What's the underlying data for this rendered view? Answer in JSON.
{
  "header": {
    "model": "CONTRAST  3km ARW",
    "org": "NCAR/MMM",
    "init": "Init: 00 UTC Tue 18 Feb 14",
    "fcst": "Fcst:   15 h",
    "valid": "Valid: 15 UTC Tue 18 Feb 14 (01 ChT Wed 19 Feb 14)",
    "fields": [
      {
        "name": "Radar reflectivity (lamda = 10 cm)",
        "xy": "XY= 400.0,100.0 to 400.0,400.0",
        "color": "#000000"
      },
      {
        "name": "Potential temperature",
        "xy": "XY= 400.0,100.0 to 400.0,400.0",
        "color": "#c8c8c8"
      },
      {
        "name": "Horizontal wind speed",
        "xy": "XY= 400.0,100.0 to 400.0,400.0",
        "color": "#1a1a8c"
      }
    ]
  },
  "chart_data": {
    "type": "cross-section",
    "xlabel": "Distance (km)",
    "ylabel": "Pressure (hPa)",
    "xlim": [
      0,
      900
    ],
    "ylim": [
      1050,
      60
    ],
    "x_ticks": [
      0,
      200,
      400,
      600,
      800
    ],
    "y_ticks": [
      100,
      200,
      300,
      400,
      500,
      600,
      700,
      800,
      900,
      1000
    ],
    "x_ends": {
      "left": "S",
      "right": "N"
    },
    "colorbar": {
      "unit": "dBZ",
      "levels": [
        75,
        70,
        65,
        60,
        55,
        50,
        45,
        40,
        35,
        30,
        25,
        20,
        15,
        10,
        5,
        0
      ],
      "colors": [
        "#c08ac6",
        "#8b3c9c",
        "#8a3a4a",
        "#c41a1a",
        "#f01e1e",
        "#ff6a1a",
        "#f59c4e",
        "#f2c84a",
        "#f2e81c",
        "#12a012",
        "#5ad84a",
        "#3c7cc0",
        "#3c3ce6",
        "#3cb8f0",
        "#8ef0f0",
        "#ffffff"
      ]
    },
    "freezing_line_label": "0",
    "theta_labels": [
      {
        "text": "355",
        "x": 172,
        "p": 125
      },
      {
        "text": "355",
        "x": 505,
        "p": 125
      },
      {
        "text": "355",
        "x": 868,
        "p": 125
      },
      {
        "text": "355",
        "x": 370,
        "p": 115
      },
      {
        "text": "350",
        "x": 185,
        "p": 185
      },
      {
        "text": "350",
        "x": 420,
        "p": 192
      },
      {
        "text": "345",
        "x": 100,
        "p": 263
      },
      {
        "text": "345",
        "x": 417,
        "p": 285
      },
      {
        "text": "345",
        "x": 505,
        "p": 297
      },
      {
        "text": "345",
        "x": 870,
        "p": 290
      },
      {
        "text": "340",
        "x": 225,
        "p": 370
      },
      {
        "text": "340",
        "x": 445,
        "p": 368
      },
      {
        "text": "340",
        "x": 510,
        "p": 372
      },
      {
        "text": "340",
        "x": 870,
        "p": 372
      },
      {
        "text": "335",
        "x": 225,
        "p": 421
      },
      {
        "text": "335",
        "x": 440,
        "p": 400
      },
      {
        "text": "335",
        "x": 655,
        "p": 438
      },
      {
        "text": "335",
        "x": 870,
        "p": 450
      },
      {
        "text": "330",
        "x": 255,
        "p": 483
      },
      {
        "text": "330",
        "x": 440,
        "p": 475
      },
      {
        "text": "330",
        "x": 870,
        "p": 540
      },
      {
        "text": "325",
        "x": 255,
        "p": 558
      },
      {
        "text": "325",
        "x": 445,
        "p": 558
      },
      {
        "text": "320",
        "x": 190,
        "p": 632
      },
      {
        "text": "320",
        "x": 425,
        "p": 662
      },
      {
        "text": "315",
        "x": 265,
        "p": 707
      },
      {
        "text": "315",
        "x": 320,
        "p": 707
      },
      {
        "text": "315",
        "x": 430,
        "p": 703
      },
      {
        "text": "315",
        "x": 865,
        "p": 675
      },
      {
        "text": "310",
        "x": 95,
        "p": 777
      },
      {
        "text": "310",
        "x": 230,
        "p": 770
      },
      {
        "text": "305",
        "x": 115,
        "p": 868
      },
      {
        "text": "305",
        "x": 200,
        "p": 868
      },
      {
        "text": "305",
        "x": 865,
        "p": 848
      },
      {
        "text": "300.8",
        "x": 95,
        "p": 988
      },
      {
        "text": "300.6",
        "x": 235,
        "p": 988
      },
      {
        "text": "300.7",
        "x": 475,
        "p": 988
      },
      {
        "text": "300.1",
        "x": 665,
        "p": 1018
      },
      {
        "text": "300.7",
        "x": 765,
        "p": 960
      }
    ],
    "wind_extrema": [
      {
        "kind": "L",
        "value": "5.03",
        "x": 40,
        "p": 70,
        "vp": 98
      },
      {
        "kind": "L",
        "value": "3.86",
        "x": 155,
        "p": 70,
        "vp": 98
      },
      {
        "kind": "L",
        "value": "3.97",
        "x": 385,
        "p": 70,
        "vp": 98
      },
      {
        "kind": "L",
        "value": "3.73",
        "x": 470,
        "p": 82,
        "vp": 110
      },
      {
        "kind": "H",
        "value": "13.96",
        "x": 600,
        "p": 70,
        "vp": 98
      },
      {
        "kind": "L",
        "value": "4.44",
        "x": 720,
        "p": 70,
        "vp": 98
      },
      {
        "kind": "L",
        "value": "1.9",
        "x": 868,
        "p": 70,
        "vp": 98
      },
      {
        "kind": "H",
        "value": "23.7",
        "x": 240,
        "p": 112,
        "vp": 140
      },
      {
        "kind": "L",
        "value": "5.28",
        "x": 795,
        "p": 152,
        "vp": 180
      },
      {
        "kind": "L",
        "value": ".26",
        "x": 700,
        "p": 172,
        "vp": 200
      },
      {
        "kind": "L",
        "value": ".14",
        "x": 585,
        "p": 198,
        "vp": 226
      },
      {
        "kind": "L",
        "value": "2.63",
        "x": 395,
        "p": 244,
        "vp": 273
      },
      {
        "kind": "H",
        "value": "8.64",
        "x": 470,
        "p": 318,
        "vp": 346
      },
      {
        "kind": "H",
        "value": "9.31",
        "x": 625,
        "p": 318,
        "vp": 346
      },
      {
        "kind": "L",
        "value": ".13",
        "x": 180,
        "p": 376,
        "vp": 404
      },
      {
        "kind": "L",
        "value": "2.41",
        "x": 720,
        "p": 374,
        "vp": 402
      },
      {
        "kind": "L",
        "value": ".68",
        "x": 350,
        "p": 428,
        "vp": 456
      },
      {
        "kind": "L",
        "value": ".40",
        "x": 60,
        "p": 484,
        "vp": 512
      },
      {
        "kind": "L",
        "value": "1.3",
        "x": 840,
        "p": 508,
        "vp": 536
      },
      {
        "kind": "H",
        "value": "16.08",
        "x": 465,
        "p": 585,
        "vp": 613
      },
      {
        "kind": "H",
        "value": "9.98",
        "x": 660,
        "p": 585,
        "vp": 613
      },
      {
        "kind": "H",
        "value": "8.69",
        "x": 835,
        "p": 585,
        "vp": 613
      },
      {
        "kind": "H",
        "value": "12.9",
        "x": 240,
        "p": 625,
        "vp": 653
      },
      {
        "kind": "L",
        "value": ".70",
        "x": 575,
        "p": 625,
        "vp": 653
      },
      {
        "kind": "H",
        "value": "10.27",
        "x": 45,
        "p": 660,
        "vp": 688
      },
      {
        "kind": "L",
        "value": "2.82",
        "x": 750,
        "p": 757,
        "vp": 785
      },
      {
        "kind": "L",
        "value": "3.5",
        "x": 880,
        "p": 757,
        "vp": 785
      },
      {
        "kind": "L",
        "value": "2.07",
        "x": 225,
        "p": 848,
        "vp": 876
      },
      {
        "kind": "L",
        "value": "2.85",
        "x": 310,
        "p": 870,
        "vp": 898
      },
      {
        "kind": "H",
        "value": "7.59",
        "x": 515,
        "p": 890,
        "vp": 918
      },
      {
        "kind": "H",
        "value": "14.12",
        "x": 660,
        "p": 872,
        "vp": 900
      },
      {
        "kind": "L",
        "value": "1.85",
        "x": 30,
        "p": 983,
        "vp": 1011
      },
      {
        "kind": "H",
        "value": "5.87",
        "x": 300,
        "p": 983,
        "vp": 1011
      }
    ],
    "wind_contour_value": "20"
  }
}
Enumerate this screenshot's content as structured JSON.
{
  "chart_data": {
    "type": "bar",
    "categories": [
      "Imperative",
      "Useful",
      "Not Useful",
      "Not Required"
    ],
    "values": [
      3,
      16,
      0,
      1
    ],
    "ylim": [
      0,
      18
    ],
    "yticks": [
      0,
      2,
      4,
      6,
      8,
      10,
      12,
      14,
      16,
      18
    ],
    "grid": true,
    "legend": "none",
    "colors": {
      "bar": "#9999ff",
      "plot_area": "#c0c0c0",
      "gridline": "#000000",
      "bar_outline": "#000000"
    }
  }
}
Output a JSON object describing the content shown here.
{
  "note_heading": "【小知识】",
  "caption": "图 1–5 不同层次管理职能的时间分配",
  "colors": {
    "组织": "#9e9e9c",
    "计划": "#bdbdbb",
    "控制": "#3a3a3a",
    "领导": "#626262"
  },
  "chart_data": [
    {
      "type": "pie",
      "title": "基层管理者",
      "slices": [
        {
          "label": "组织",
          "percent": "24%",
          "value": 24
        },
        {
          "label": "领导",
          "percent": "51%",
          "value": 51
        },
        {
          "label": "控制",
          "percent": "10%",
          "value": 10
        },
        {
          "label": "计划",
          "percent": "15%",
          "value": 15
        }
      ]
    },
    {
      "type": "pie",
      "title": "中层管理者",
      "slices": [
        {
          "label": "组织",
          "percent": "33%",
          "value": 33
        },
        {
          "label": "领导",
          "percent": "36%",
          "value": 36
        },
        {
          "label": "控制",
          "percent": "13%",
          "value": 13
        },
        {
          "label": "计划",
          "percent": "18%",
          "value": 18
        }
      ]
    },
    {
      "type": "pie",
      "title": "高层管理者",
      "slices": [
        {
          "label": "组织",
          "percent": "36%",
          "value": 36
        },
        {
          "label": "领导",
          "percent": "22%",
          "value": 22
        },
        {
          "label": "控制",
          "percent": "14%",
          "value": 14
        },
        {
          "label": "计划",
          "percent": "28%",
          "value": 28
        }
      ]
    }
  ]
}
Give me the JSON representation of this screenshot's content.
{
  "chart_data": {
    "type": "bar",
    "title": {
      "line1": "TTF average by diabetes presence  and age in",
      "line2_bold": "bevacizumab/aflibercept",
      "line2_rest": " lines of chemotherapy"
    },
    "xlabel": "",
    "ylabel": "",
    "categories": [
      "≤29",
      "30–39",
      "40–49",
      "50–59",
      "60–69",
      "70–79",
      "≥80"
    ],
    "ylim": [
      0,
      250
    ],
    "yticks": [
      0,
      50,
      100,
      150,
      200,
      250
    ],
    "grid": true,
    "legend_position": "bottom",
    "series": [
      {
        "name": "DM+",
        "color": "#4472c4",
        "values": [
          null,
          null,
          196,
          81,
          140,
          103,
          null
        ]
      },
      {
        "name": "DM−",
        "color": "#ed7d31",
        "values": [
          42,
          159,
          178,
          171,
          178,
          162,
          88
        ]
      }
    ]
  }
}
★ ★ ★ ★ ★ ★ ★
Task description
Write out the lines above from the one containing "Give me the" through the last, exactly as they are.

Solution to the exercise
Give me the JSON representation of this screenshot's content.
{
  "chart_data": {
    "type": "bar",
    "title": {
      "line1": "TTF average by diabetes presence  and age in",
      "line2_bold": "bevacizumab/aflibercept",
      "line2_rest": " lines of chemotherapy"
    },
    "xlabel": "",
    "ylabel": "",
    "categories": [
      "≤29",
      "30–39",
      "40–49",
      "50–59",
      "60–69",
      "70–79",
      "≥80"
    ],
    "ylim": [
      0,
      250
    ],
    "yticks": [
      0,
      50,
      100,
      150,
      200,
      250
    ],
    "grid": true,
    "legend_position": "bottom",
    "series": [
      {
        "name": "DM+",
        "color": "#4472c4",
        "values": [
          null,
          null,
          196,
          81,
          140,
          103,
          null
        ]
      },
      {
        "name": "DM−",
        "color": "#ed7d31",
        "values": [
          42,
          159,
          178,
          171,
          178,
          162,
          88
        ]
      }
    ]
  }
}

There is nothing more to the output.